● TEXTAUSZUG:
Misstrauen und gegenseitige Vorwürfe – so begegneten sich die Konfliktparteien zum Auftakt der Syrien-Friedensgespräche in Genf. Die Verhandlungsdelegationen von Regierung und Opposition warfen sich gegenseitig mangelnden Verhandlungswillen und fehlende Glaubwürdigkeit vor.

Der Leiter der syrischen Regierungsdelegation, Baschar al-Dschaafari, kritisierte, die Opposition sei nicht wirklich an Verhandlungen interessiert, sondern wolle sie mit Vorbedingungen zum Scheitern bringen. Die Oppositionsgruppen weigern sich bisher, in direkte Verhandlungen mit der Regierung einzutreten.

Doch auch die Regierung stellt Vorbedingungen. Sie werde nicht mit den beiden Gruppen Dschaisch al-Islam und Ahrar al-Scham verhandeln, sagte der syrische Informationsminister Omar al-Subi am Samstagabend im Staatsfernsehen. Beide Gruppen haben zugestimmt, an den Genfer Verhandlungen teilzunehmen. Allerdings gehören nur Vertreter von Dschaisch al-Islam zur schließlich nach Genf geschickten reduzierten Delegation.

● ERFASSTE DATEN:
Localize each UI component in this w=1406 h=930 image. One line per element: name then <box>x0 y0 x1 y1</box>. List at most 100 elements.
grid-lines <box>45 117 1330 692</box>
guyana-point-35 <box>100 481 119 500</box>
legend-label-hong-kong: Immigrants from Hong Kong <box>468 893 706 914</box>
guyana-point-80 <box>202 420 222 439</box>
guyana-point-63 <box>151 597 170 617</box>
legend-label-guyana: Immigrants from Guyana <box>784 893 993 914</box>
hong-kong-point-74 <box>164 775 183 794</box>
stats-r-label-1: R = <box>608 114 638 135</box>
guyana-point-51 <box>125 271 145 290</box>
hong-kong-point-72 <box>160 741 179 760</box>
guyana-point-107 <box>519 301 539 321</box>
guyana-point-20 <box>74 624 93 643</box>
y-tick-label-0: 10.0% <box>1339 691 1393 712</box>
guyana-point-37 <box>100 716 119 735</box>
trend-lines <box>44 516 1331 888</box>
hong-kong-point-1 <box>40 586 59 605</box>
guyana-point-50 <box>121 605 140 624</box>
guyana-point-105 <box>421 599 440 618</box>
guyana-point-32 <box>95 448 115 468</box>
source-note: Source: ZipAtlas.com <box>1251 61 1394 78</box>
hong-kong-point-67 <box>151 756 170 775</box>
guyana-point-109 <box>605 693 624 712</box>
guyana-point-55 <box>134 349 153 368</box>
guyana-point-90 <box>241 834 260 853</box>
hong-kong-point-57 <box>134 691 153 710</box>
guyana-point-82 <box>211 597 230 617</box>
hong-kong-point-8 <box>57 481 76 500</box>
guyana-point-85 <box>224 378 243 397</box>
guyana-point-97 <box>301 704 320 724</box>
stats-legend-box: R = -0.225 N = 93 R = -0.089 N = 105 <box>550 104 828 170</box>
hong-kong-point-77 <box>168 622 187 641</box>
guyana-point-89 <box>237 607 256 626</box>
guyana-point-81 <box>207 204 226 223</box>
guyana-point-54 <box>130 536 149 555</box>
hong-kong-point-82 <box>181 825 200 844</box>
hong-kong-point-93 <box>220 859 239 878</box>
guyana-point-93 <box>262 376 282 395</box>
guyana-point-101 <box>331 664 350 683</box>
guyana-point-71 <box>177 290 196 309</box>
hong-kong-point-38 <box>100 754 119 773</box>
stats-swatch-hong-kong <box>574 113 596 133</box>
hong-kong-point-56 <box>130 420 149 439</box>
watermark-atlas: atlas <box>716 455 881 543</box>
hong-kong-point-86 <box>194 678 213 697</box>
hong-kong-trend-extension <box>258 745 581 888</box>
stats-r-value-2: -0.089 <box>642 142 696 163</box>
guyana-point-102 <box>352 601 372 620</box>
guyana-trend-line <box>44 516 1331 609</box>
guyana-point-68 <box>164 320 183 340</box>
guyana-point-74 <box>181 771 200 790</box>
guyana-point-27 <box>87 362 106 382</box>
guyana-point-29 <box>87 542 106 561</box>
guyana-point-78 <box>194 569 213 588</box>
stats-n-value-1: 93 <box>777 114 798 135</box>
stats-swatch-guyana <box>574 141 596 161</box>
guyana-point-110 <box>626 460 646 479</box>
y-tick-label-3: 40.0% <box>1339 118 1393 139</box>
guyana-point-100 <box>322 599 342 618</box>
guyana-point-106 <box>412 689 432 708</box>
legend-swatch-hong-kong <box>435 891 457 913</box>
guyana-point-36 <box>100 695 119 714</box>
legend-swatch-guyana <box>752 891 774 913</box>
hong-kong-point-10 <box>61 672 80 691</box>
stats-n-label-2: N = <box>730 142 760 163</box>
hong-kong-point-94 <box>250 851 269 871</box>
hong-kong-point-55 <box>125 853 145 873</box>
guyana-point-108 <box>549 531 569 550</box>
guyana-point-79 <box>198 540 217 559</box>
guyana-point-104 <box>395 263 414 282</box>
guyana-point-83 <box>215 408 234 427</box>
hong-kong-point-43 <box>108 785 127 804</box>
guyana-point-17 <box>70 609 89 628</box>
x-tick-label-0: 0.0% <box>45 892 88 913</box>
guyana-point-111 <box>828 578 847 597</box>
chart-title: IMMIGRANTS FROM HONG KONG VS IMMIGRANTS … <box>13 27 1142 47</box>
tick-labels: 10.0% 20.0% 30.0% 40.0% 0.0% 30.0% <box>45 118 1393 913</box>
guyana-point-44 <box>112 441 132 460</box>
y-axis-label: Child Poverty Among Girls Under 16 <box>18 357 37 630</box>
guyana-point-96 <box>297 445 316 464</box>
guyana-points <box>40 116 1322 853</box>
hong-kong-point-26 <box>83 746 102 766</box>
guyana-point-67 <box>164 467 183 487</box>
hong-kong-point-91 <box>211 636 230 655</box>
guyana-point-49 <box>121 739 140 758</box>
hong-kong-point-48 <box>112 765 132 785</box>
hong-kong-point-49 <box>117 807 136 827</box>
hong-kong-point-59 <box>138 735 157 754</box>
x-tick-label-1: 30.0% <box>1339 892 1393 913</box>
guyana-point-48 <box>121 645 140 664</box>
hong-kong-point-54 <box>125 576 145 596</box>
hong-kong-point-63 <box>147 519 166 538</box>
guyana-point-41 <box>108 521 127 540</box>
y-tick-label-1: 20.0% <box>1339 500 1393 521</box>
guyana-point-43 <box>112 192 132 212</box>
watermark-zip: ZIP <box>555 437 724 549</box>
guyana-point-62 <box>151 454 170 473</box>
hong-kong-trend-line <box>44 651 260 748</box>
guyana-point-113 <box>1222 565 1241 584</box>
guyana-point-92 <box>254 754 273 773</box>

● ZIEL DER ÜBUNG: Führen Sie den Bericht über die Syrien-Friedensgespräche in Genf im Anschluss an seinen letzten Satz weiter. Die Datensätze werden für die Bearbeitung nicht benötigt.

● ERGEBNIS DER AUFGABE:
Für Montag sind laut UN erstmals getrennte offizielle Gespräche mit beiden Seiten geplant. Der UN-Sondergesandte Staffan de Mistura traf sich kurz mit den Oppositionsvertretern und zeigte sich im Anschluss "optimistisch und entschlossen", die Verhandlungen doch noch voranzubringen. US-Außenminister John Kerry rief von Washington aus die Konfliktparteien zum Dialog auf. Ein Frieden sei im Interesse aller und sowohl Regierung als auch Opposition sollten die Gelegenheit wahrnehmen, um ein Ende der Kämpfe zu erreichen, sagte Kerry.